Written request:
Here are some entries; quote each one exactly.

[Rows from a dataset]
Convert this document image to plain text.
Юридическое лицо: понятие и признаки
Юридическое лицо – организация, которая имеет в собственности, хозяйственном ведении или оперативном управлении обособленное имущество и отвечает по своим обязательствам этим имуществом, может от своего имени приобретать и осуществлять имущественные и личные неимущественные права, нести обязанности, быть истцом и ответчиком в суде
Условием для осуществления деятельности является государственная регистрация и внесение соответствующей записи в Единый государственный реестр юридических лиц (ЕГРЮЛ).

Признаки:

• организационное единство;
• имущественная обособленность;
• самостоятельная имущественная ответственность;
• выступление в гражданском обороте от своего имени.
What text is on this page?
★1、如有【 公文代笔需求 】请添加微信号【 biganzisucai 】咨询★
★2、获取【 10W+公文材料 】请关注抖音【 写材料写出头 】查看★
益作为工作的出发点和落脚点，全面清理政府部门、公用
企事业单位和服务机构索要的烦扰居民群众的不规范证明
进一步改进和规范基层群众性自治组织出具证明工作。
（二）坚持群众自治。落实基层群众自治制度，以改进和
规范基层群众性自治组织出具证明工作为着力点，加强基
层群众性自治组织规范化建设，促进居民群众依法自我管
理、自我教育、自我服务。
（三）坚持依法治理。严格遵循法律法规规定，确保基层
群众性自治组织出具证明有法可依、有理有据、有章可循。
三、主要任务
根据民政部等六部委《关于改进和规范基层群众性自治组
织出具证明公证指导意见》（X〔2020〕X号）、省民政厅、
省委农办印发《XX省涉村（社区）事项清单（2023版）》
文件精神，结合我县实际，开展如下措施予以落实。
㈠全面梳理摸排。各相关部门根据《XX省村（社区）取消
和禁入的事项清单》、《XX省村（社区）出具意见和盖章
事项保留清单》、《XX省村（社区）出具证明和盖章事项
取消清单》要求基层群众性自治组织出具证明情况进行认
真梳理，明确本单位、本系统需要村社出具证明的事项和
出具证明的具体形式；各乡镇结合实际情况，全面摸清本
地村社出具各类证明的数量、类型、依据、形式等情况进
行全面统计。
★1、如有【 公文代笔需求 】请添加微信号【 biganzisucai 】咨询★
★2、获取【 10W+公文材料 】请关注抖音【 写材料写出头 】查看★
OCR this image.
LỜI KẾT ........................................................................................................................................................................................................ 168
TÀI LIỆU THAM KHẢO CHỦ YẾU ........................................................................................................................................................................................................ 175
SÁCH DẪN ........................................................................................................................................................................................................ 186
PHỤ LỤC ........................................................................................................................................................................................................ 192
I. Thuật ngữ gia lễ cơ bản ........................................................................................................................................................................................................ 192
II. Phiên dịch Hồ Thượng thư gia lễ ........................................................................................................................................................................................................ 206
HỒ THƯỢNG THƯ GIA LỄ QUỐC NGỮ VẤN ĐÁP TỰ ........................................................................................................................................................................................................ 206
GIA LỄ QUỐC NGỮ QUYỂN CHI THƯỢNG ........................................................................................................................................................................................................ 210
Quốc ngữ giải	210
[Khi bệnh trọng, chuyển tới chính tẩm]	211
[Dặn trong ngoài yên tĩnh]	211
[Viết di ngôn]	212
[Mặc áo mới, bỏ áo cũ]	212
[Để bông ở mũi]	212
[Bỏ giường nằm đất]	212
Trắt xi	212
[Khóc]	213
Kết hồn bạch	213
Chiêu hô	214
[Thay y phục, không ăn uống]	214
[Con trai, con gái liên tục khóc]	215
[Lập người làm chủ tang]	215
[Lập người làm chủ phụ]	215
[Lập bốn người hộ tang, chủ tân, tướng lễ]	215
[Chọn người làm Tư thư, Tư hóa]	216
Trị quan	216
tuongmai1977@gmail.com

Result of this exercise:
Convert this document image to plain text.
Юридическое лицо: понятие и признаки
Юридическое лицо – организация, которая имеет в собственности, хозяйственном ведении или оперативном управлении обособленное имущество и отвечает по своим обязательствам этим имуществом, может от своего имени приобретать и осуществлять имущественные и личные неимущественные права, нести обязанности, быть истцом и ответчиком в суде
Условием для осуществления деятельности является государственная регистрация и внесение соответствующей записи в Единый государственный реестр юридических лиц (ЕГРЮЛ).

Признаки:

• организационное единство;
• имущественная обособленность;
• самостоятельная имущественная ответственность;
• выступление в гражданском обороте от своего имени.
What text is on this page?
★1、如有【 公文代笔需求 】请添加微信号【 biganzisucai 】咨询★
★2、获取【 10W+公文材料 】请关注抖音【 写材料写出头 】查看★
益作为工作的出发点和落脚点，全面清理政府部门、公用
企事业单位和服务机构索要的烦扰居民群众的不规范证明
进一步改进和规范基层群众性自治组织出具证明工作。
（二）坚持群众自治。落实基层群众自治制度，以改进和
规范基层群众性自治组织出具证明工作为着力点，加强基
层群众性自治组织规范化建设，促进居民群众依法自我管
理、自我教育、自我服务。
（三）坚持依法治理。严格遵循法律法规规定，确保基层
群众性自治组织出具证明有法可依、有理有据、有章可循。
三、主要任务
根据民政部等六部委《关于改进和规范基层群众性自治组
织出具证明公证指导意见》（X〔2020〕X号）、省民政厅、
省委农办印发《XX省涉村（社区）事项清单（2023版）》
文件精神，结合我县实际，开展如下措施予以落实。
㈠全面梳理摸排。各相关部门根据《XX省村（社区）取消
和禁入的事项清单》、《XX省村（社区）出具意见和盖章
事项保留清单》、《XX省村（社区）出具证明和盖章事项
取消清单》要求基层群众性自治组织出具证明情况进行认
真梳理，明确本单位、本系统需要村社出具证明的事项和
出具证明的具体形式；各乡镇结合实际情况，全面摸清本
地村社出具各类证明的数量、类型、依据、形式等情况进
行全面统计。
★1、如有【 公文代笔需求 】请添加微信号【 biganzisucai 】咨询★
★2、获取【 10W+公文材料 】请关注抖音【 写材料写出头 】查看★
OCR this image.
LỜI KẾT ........................................................................................................................................................................................................ 168
TÀI LIỆU THAM KHẢO CHỦ YẾU ........................................................................................................................................................................................................ 175
SÁCH DẪN ........................................................................................................................................................................................................ 186
PHỤ LỤC ........................................................................................................................................................................................................ 192
I. Thuật ngữ gia lễ cơ bản ........................................................................................................................................................................................................ 192
II. Phiên dịch Hồ Thượng thư gia lễ ........................................................................................................................................................................................................ 206
HỒ THƯỢNG THƯ GIA LỄ QUỐC NGỮ VẤN ĐÁP TỰ ........................................................................................................................................................................................................ 206
GIA LỄ QUỐC NGỮ QUYỂN CHI THƯỢNG ........................................................................................................................................................................................................ 210
Quốc ngữ giải	210
[Khi bệnh trọng, chuyển tới chính tẩm]	211
[Dặn trong ngoài yên tĩnh]	211
[Viết di ngôn]	212
[Mặc áo mới, bỏ áo cũ]	212
[Để bông ở mũi]	212
[Bỏ giường nằm đất]	212
Trắt xi	212
[Khóc]	213
Kết hồn bạch	213
Chiêu hô	214
[Thay y phục, không ăn uống]	214
[Con trai, con gái liên tục khóc]	215
[Lập người làm chủ tang]	215
[Lập người làm chủ phụ]	215
[Lập bốn người hộ tang, chủ tân, tướng lễ]	215
[Chọn người làm Tư thư, Tư hóa]	216
Trị quan	216
tuongmai1977@gmail.com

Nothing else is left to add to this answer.